Required task — Find and copy each line of the records where the string "Once" shows up.

Supplied data —
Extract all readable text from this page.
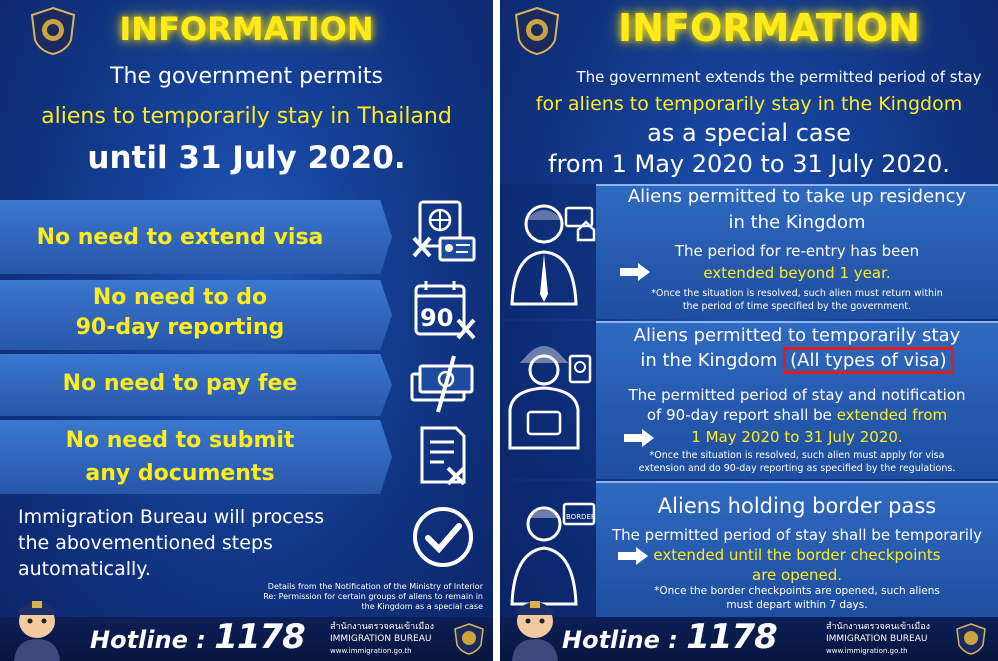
INFORMATION
The government permits
aliens to temporarily stay in Thailand
until 31 July 2020.
No need to extend visa
No need to do
90-day reporting	90
No need to pay fee
No need to submit
any documents
Immigration Bureau will process
the abovementioned steps
automatically.
Details from the Notification of the Ministry of Interior
Re: Permission for certain groups of aliens to remain in
the Kingdom as a special case
Hotline : 1178	สำนักงานตรวจคนเข้าเมือง
IMMIGRATION BUREAU
www.immigration.go.th
INFORMATION
The government extends the permitted period of stay
for aliens to temporarily stay in the Kingdom
as a special case
from 1 May 2020 to 31 July 2020.
Aliens permitted to take up residency
in the Kingdom
The period for re-entry has been
extended beyond 1 year.
*Once the situation is resolved, such alien must return within
the period of time specified by the government.
Aliens permitted to temporarily stay
in the Kingdom (All types of visa)
The permitted period of stay and notification
of 90-day report shall be extended from
1 May 2020 to 31 July 2020.
*Once the situation is resolved, such alien must apply for visa
extension and do 90-day reporting as specified by the regulations.
BORDER	Aliens holding border pass
The permitted period of stay shall be temporarily
extended until the border checkpoints
are opened.
*Once the border checkpoints are opened, such aliens
must depart within 7 days.
Hotline : 1178	สำนักงานตรวจคนเข้าเมือง
IMMIGRATION BUREAU
www.immigration.go.th
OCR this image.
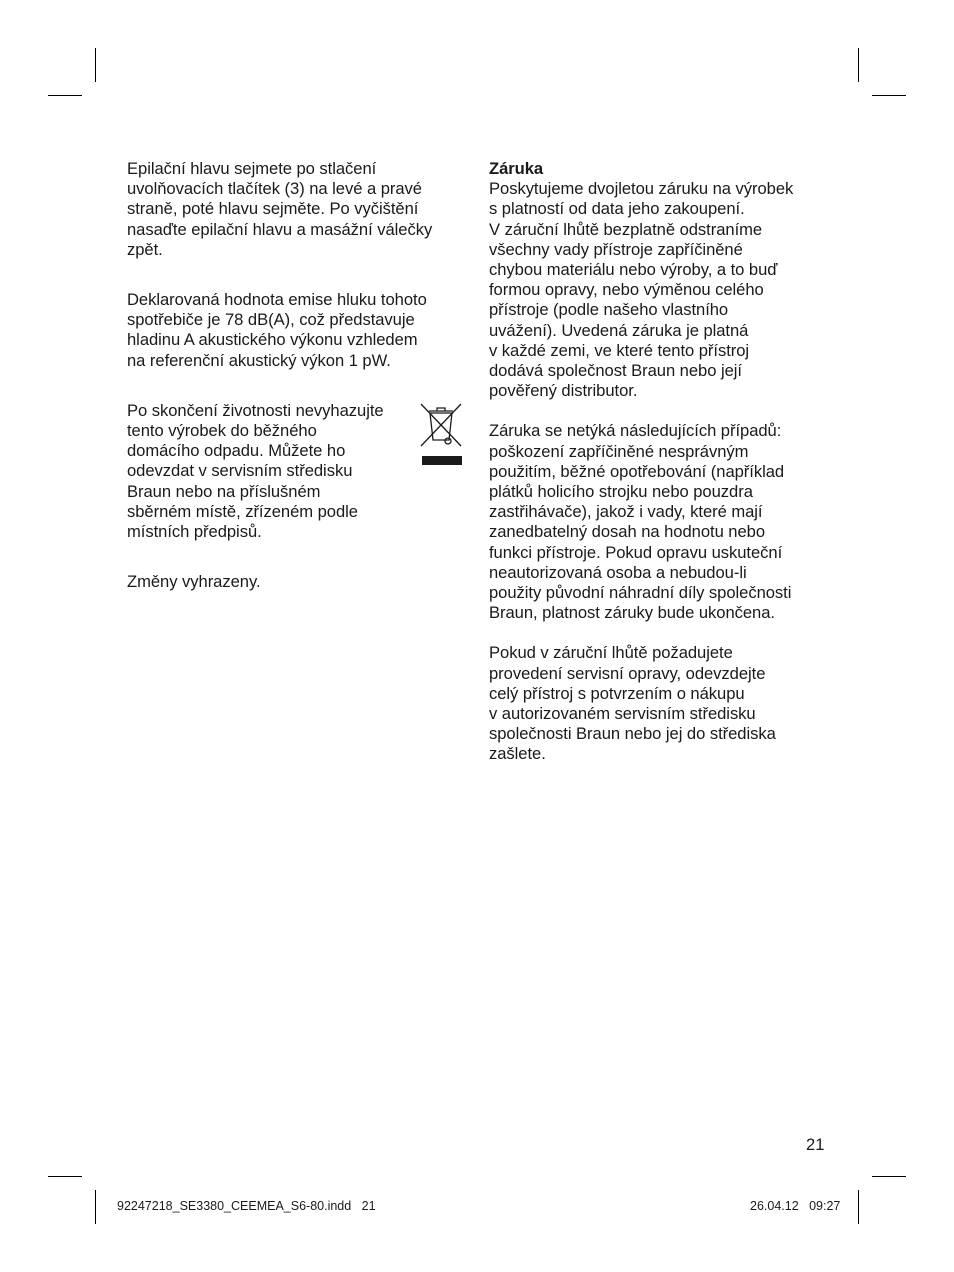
Epilační hlavu sejmete po stlačení
uvolňovacích tlačítek (3) na levé a pravé
straně, poté hlavu sejměte. Po vyčištění
nasaďte epilační hlavu a masážní válečky
zpět.

Deklarovaná hodnota emise hluku tohoto
spotřebiče je 78 dB(A), což představuje
hladinu A akustického výkonu vzhledem
na referenční akustický výkon 1 pW.

Po skončení životnosti nevyhazujte
tento výrobek do běžného
domácího odpadu. Můžete ho
odevzdat v servisním středisku
Braun nebo na příslušném
sběrném místě, zřízeném podle
místních předpisů.

Změny vyhrazeny.

Záruka

Poskytujeme dvojletou záruku na výrobek
s platností od data jeho zakoupení.
V záruční lhůtě bezplatně odstraníme
všechny vady přístroje zapříčiněné
chybou materiálu nebo výroby, a to buď
formou opravy, nebo výměnou celého
přístroje (podle našeho vlastního
uvážení). Uvedená záruka je platná
v každé zemi, ve které tento přístroj
dodává společnost Braun nebo její
pověřený distributor.

Záruka se netýká následujících případů:
poškození zapříčiněné nesprávným
použitím, běžné opotřebování (například
plátků holicího strojku nebo pouzdra
zastřihávače), jakož i vady, které mají
zanedbatelný dosah na hodnotu nebo
funkci přístroje. Pokud opravu uskuteční
neautorizovaná osoba a nebudou-li
použity původní náhradní díly společnosti
Braun, platnost záruky bude ukončena.

Pokud v záruční lhůtě požadujete
provedení servisní opravy, odevzdejte
celý přístroj s potvrzením o nákupu
v autorizovaném servisním středisku
společnosti Braun nebo jej do střediska
zašlete.

21
92247218_SE3380_CEEMEA_S6-80.indd   21	26.04.12   09:27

Final answer —
*Once the situation is resolved, such alien must return within
*Once the situation is resolved, such alien must apply for visa
*Once the border checkpoints are opened, such aliens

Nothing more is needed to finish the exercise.